--- Instruction ---
Rewrite all of the data below as a JSON list of strings, one string per line. Skip blank lines and leave out the pictures.

--- Entries ---
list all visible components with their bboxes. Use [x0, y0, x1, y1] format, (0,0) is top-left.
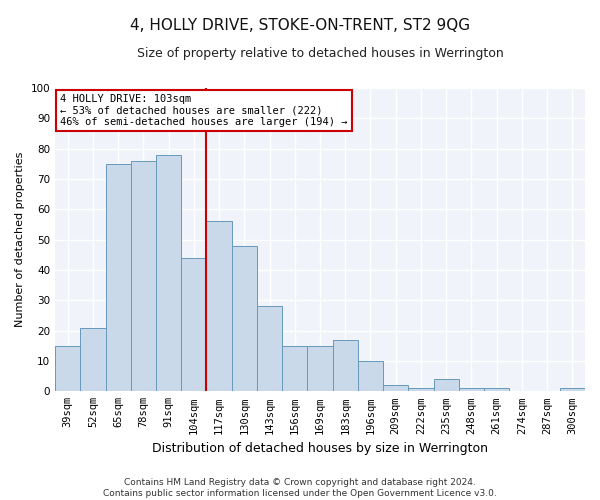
Bar — [156, 155, 181, 392]
Bar — [560, 388, 585, 392]
Bar — [206, 222, 232, 392]
Bar — [282, 346, 307, 392]
Bar — [484, 388, 509, 392]
Bar — [434, 379, 459, 392]
Bar — [409, 388, 434, 392]
Y-axis label: Number of detached properties: Number of detached properties — [15, 152, 25, 328]
Text: 4 HOLLY DRIVE: 103sqm
← 53% of detached houses are smaller (222)
46% of semi-det: 4 HOLLY DRIVE: 103sqm ← 53% of detached … — [60, 94, 347, 128]
Bar — [106, 164, 131, 392]
Text: Contains HM Land Registry data © Crown copyright and database right 2024.
Contai: Contains HM Land Registry data © Crown c… — [103, 478, 497, 498]
Bar — [131, 161, 156, 392]
Bar — [383, 385, 409, 392]
Bar — [307, 346, 332, 392]
X-axis label: Distribution of detached houses by size in Werrington: Distribution of detached houses by size … — [152, 442, 488, 455]
Bar — [257, 306, 282, 392]
Bar — [55, 346, 80, 392]
Title: Size of property relative to detached houses in Werrington: Size of property relative to detached ho… — [137, 48, 503, 60]
Bar — [459, 388, 484, 392]
Bar — [181, 258, 206, 392]
Bar — [332, 340, 358, 392]
Text: 4, HOLLY DRIVE, STOKE-ON-TRENT, ST2 9QG: 4, HOLLY DRIVE, STOKE-ON-TRENT, ST2 9QG — [130, 18, 470, 32]
Bar — [80, 328, 106, 392]
Bar — [232, 246, 257, 392]
Bar — [358, 361, 383, 392]
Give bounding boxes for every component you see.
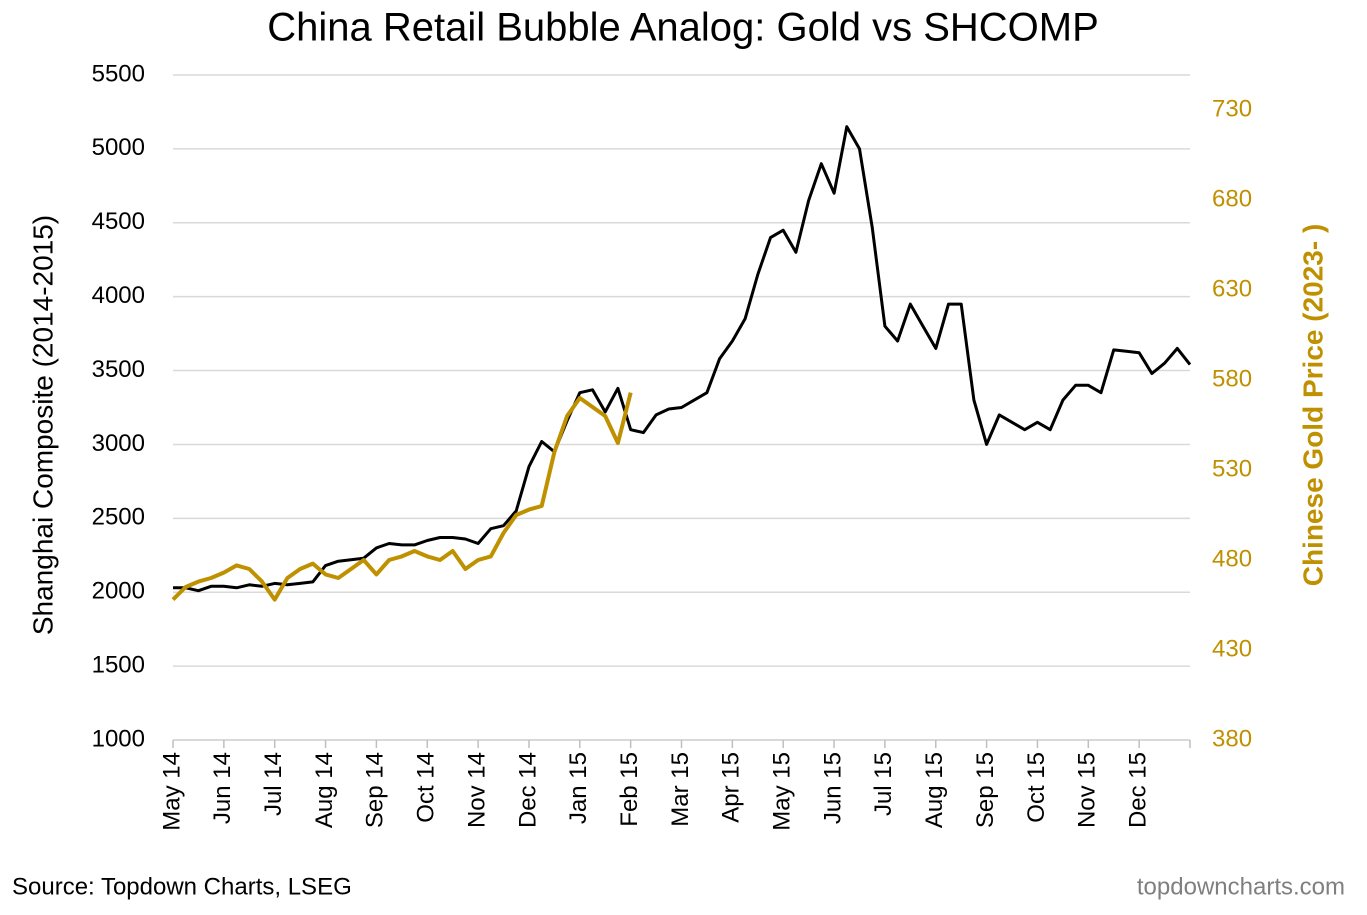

--- The output ---
[
  "list all visible components with their bboxes. Use [x0, y0, x1, y1] format, (0,0) is top-left.",
  "Bar — [156, 155, 181, 392]",
  "Bar — [560, 388, 585, 392]",
  "Bar — [206, 222, 232, 392]",
  "Bar — [282, 346, 307, 392]",
  "Bar — [484, 388, 509, 392]",
  "Bar — [434, 379, 459, 392]",
  "Bar — [409, 388, 434, 392]",
  "Y-axis label: Number of detached properties: Number of detached properties — [15, 152, 25, 328]",
  "Text: 4 HOLLY DRIVE: 103sqm",
  "← 53% of detached houses are smaller (222)",
  "46% of semi-det: 4 HOLLY DRIVE: 103sqm ← 53% of detached … — [60, 94, 347, 128]",
  "Bar — [106, 164, 131, 392]",
  "Text: Contains HM Land Registry data © Crown copyright and database right 2024.",
  "Contai: Contains HM Land Registry data © Crown c… — [103, 478, 497, 498]",
  "Bar — [131, 161, 156, 392]",
  "Bar — [383, 385, 409, 392]",
  "Bar — [307, 346, 332, 392]",
  "X-axis label: Distribution of detached houses by size in Werrington: Distribution of detached houses by size … — [152, 442, 488, 455]",
  "Bar — [257, 306, 282, 392]",
  "Bar — [55, 346, 80, 392]",
  "Title: Size of property relative to detached houses in Werrington: Size of property relative to detached ho… — [137, 48, 503, 60]",
  "Bar — [459, 388, 484, 392]",
  "Bar — [181, 258, 206, 392]",
  "Bar — [332, 340, 358, 392]",
  "Text: 4, HOLLY DRIVE, STOKE-ON-TRENT, ST2 9QG: 4, HOLLY DRIVE, STOKE-ON-TRENT, ST2 9QG — [130, 18, 470, 32]",
  "Bar — [80, 328, 106, 392]",
  "Bar — [232, 246, 257, 392]",
  "Bar — [358, 361, 383, 392]",
  "Give bounding boxes for every component you see."
]